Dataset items
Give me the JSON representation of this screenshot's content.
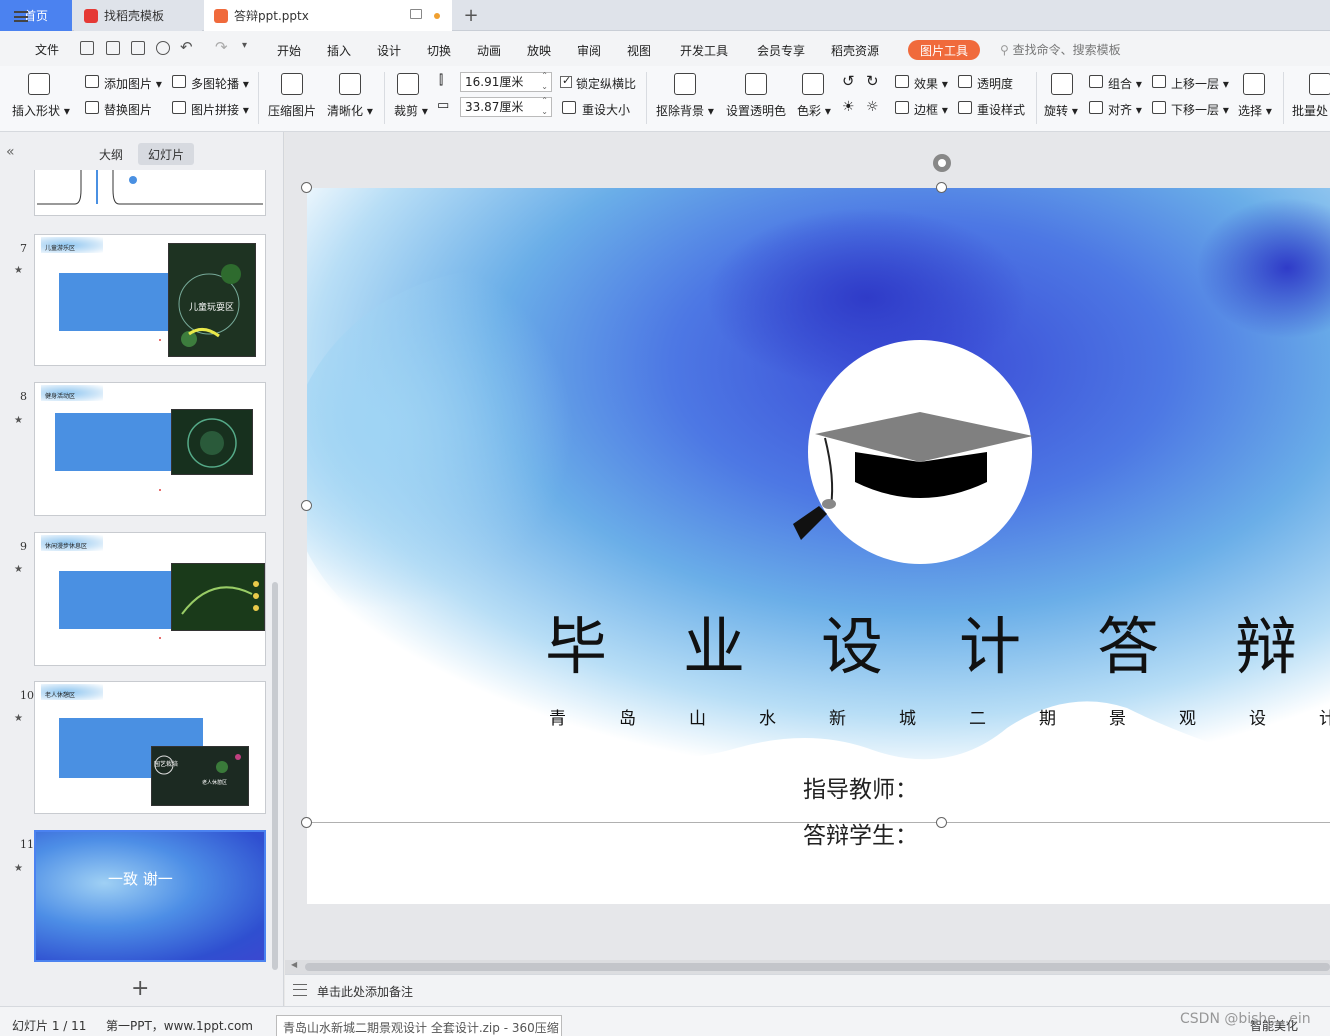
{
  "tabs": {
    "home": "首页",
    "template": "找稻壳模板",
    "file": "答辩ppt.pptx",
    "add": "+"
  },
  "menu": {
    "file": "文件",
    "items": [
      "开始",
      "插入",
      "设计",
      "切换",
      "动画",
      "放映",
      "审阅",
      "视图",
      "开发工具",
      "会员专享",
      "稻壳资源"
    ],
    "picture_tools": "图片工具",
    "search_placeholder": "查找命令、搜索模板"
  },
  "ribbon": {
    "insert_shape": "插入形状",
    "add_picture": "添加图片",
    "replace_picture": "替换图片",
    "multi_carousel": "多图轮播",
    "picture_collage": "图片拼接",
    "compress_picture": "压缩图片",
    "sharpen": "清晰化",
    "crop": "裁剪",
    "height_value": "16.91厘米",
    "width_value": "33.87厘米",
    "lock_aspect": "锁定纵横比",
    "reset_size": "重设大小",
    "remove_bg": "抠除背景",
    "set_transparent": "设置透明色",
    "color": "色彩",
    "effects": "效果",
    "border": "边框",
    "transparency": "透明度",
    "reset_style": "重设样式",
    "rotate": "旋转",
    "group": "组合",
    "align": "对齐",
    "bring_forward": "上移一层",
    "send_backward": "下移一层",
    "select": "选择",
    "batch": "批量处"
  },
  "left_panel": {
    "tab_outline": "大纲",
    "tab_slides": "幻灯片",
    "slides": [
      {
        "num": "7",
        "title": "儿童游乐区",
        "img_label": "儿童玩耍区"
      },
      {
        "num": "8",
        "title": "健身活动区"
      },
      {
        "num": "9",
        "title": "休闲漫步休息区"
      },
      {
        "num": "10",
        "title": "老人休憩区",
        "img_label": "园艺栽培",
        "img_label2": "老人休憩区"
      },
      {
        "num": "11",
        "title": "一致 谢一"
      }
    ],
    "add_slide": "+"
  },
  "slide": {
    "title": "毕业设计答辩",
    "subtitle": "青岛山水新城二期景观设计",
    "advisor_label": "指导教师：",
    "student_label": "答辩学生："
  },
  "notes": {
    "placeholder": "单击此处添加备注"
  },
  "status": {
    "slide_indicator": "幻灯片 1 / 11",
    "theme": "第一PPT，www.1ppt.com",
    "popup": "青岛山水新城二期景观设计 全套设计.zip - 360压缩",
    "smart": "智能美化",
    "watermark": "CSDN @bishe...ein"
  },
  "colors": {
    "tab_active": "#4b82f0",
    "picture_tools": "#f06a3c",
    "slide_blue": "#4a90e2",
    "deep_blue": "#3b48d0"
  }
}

==

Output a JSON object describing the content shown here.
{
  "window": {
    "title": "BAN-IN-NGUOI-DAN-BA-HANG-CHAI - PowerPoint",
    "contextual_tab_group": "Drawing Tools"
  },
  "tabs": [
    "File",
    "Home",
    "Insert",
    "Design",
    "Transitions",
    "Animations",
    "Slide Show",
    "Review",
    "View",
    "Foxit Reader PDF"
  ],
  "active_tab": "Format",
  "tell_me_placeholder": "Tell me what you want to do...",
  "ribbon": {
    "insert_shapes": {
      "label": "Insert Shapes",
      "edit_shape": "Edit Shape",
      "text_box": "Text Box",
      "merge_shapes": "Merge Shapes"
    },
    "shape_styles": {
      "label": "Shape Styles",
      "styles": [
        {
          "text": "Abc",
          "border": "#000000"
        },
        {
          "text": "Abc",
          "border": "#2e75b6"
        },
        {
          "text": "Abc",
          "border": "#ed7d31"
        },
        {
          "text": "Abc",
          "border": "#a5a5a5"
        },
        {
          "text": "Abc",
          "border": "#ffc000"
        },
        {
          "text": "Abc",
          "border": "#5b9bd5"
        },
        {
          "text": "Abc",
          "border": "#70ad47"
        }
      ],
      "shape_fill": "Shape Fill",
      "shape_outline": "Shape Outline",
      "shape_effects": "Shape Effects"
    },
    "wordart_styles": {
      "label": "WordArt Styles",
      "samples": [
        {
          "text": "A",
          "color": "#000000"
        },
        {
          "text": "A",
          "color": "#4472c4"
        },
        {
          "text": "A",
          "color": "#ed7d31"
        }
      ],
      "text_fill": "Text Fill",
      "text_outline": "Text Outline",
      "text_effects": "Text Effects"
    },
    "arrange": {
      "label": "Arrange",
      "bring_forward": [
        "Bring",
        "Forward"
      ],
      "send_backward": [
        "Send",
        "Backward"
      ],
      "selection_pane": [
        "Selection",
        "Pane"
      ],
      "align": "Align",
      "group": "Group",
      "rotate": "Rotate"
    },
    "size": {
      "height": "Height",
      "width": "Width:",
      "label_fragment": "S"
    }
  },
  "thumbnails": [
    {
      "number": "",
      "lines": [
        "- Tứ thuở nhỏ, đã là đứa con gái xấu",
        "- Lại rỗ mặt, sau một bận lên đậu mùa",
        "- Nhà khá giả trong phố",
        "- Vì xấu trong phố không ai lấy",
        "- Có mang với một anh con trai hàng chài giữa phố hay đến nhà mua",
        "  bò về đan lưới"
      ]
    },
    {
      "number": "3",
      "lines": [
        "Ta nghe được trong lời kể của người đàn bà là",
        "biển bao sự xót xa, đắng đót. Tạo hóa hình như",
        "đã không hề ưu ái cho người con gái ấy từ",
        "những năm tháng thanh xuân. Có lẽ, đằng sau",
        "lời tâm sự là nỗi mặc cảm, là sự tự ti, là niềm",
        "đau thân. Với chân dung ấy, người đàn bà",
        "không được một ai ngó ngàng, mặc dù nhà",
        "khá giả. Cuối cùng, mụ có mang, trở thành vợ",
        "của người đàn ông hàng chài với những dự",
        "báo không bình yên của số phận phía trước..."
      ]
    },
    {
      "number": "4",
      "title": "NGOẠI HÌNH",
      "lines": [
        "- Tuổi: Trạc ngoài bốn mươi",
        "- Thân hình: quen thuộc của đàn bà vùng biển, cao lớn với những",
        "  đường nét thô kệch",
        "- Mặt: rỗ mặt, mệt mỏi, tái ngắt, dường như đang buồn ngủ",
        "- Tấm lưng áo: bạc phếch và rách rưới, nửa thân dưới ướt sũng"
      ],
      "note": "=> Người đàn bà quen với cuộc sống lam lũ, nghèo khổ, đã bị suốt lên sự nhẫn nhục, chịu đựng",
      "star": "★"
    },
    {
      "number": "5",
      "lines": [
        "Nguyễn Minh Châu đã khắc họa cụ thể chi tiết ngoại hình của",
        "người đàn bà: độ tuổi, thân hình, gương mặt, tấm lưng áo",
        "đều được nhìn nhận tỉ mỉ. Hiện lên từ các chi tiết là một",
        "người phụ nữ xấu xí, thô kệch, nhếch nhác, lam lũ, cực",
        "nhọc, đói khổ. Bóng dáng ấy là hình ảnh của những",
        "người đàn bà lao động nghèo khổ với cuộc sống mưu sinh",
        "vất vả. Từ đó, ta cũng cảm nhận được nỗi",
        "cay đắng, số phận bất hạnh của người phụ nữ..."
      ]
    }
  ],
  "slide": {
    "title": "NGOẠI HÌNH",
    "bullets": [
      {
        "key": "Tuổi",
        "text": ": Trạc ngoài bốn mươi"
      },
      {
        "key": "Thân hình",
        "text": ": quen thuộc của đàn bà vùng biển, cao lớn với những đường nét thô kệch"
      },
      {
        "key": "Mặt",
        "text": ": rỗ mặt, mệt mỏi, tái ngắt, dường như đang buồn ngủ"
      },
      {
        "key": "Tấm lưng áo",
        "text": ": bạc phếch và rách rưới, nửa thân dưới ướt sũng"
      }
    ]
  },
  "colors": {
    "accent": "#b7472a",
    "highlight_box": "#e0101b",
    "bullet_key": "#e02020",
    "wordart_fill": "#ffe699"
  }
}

**Exercise**
Copy out every line in the listing where the word "phếch" appears.

**Solution to this task**
        "- Tấm lưng áo: bạc phếch và rách rưới, nửa thân dưới ướt sũng"
        "text": ": bạc phếch và rách rưới, nửa thân dưới ướt sũng"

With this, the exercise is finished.